[Entries with figure data]
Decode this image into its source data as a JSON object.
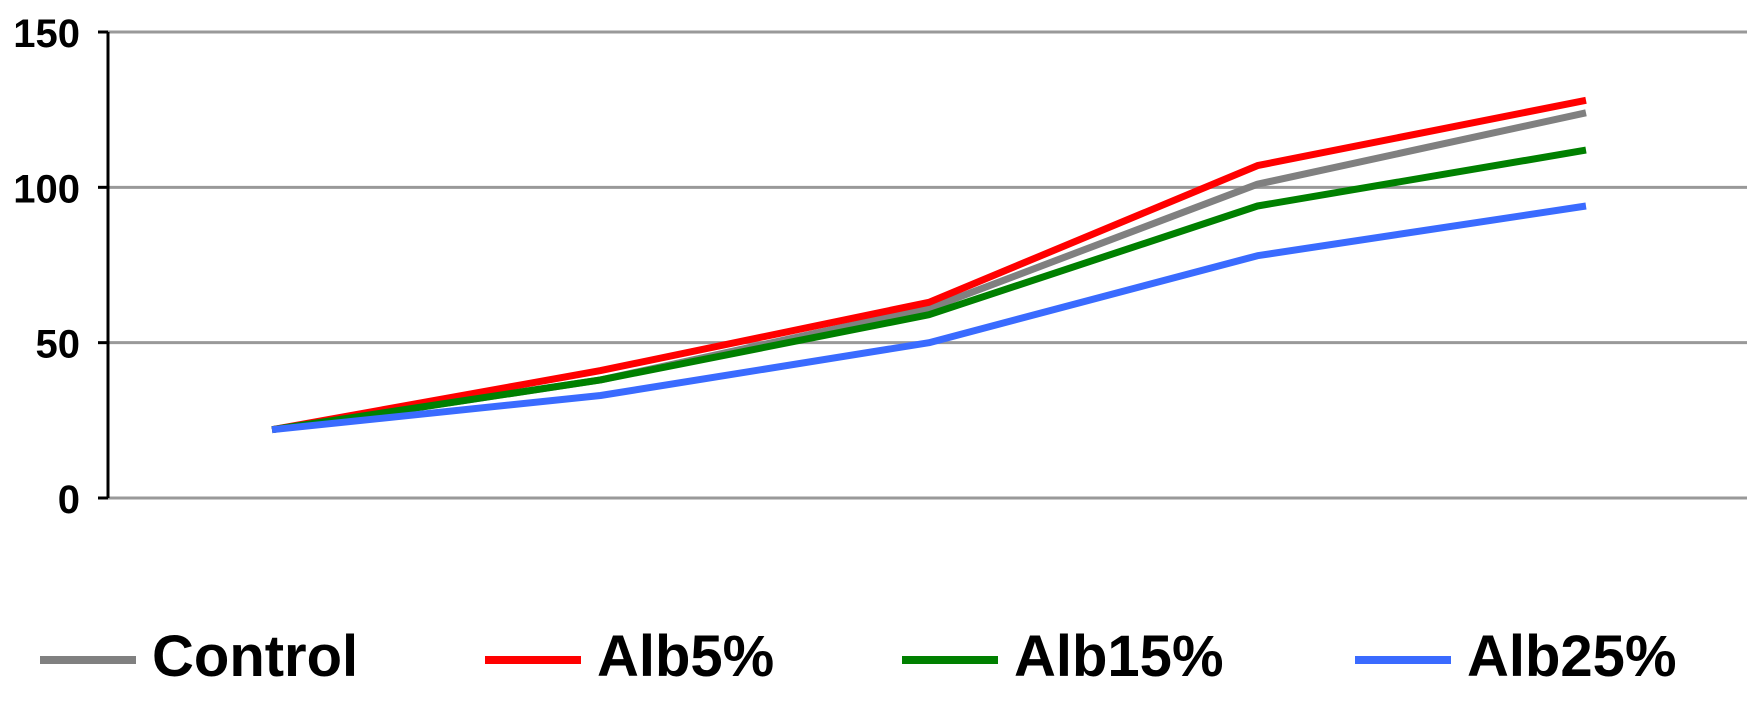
{
  "chart_data": {
    "type": "line",
    "title": "",
    "xlabel": "",
    "ylabel": "",
    "ylim": [
      0,
      150
    ],
    "yticks": [
      "0",
      "50",
      "100",
      "150"
    ],
    "grid": true,
    "legend_position": "bottom",
    "x": [
      1,
      2,
      3,
      4,
      5
    ],
    "series": [
      {
        "name": "Control",
        "color": "#808080",
        "values": [
          22,
          38,
          61,
          101,
          124
        ]
      },
      {
        "name": "Alb5%",
        "color": "#ff0000",
        "values": [
          22,
          41,
          63,
          107,
          128
        ]
      },
      {
        "name": "Alb15%",
        "color": "#008000",
        "values": [
          22,
          38,
          59,
          94,
          112
        ]
      },
      {
        "name": "Alb25%",
        "color": "#3a6bff",
        "values": [
          22,
          33,
          50,
          78,
          94
        ]
      }
    ]
  }
}
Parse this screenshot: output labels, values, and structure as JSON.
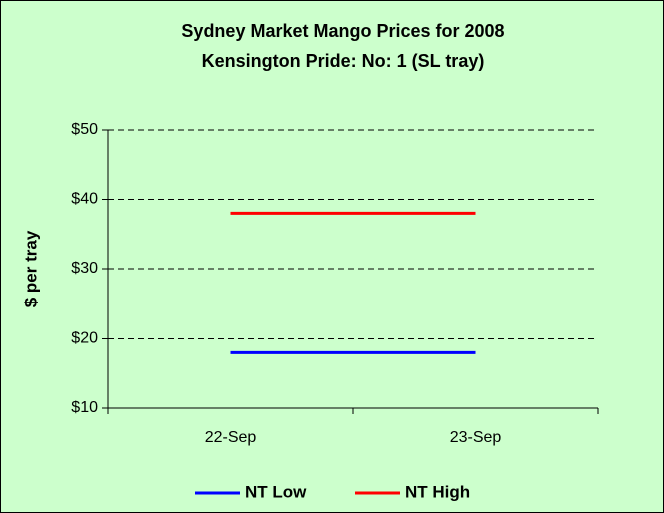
{
  "chart_data": {
    "type": "line",
    "title": "Sydney Market Mango Prices for 2008",
    "subtitle": "Kensington Pride: No: 1 (SL tray)",
    "y_label": "$ per tray",
    "categories": [
      "22-Sep",
      "23-Sep"
    ],
    "series": [
      {
        "name": "NT Low",
        "color": "#0000ff",
        "values": [
          18,
          18
        ]
      },
      {
        "name": "NT High",
        "color": "#ff0000",
        "values": [
          38,
          38
        ]
      }
    ],
    "ylim": [
      10,
      50
    ],
    "yticks": [
      {
        "value": 10,
        "label": "$10"
      },
      {
        "value": 20,
        "label": "$20"
      },
      {
        "value": 30,
        "label": "$30"
      },
      {
        "value": 40,
        "label": "$40"
      },
      {
        "value": 50,
        "label": "$50"
      }
    ],
    "grid": true,
    "legend": "bottom"
  }
}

▶ DESCRIPTION OF THE TASK
Return only the number of lines in the data that contain "JSON".

▶ SOLUTION TO THE PROBLEM
2